__Given instruction__
Write out all of the entries exactly, please.

(Dataset rows about figures)

— begin —

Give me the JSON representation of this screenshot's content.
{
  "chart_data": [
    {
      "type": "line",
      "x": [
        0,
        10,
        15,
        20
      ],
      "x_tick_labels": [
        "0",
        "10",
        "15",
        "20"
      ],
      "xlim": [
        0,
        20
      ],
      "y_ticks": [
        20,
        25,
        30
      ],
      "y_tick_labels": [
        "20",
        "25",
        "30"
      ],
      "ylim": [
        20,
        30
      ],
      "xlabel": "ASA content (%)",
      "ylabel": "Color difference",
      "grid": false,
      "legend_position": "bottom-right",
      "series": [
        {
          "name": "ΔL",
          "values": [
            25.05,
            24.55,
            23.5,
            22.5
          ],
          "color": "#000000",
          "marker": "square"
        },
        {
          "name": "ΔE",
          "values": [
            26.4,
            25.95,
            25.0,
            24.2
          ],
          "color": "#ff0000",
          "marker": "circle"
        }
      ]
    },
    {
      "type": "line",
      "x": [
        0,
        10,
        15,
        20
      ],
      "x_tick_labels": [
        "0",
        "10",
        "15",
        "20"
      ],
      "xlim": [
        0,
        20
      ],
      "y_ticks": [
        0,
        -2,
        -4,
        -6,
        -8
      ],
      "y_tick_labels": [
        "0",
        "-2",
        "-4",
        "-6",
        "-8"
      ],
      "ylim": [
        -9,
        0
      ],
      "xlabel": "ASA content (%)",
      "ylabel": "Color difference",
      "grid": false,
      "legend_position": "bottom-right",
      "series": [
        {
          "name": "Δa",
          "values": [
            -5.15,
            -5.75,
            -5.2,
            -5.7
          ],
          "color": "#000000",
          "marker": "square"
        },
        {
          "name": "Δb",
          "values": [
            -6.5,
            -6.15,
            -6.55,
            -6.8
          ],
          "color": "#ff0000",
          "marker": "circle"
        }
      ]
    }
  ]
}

— end —

__Written response__
Give me the JSON representation of this screenshot's content.
{
  "chart_data": [
    {
      "type": "line",
      "x": [
        0,
        10,
        15,
        20
      ],
      "x_tick_labels": [
        "0",
        "10",
        "15",
        "20"
      ],
      "xlim": [
        0,
        20
      ],
      "y_ticks": [
        20,
        25,
        30
      ],
      "y_tick_labels": [
        "20",
        "25",
        "30"
      ],
      "ylim": [
        20,
        30
      ],
      "xlabel": "ASA content (%)",
      "ylabel": "Color difference",
      "grid": false,
      "legend_position": "bottom-right",
      "series": [
        {
          "name": "ΔL",
          "values": [
            25.05,
            24.55,
            23.5,
            22.5
          ],
          "color": "#000000",
          "marker": "square"
        },
        {
          "name": "ΔE",
          "values": [
            26.4,
            25.95,
            25.0,
            24.2
          ],
          "color": "#ff0000",
          "marker": "circle"
        }
      ]
    },
    {
      "type": "line",
      "x": [
        0,
        10,
        15,
        20
      ],
      "x_tick_labels": [
        "0",
        "10",
        "15",
        "20"
      ],
      "xlim": [
        0,
        20
      ],
      "y_ticks": [
        0,
        -2,
        -4,
        -6,
        -8
      ],
      "y_tick_labels": [
        "0",
        "-2",
        "-4",
        "-6",
        "-8"
      ],
      "ylim": [
        -9,
        0
      ],
      "xlabel": "ASA content (%)",
      "ylabel": "Color difference",
      "grid": false,
      "legend_position": "bottom-right",
      "series": [
        {
          "name": "Δa",
          "values": [
            -5.15,
            -5.75,
            -5.2,
            -5.7
          ],
          "color": "#000000",
          "marker": "square"
        },
        {
          "name": "Δb",
          "values": [
            -6.5,
            -6.15,
            -6.55,
            -6.8
          ],
          "color": "#ff0000",
          "marker": "circle"
        }
      ]
    }
  ]
}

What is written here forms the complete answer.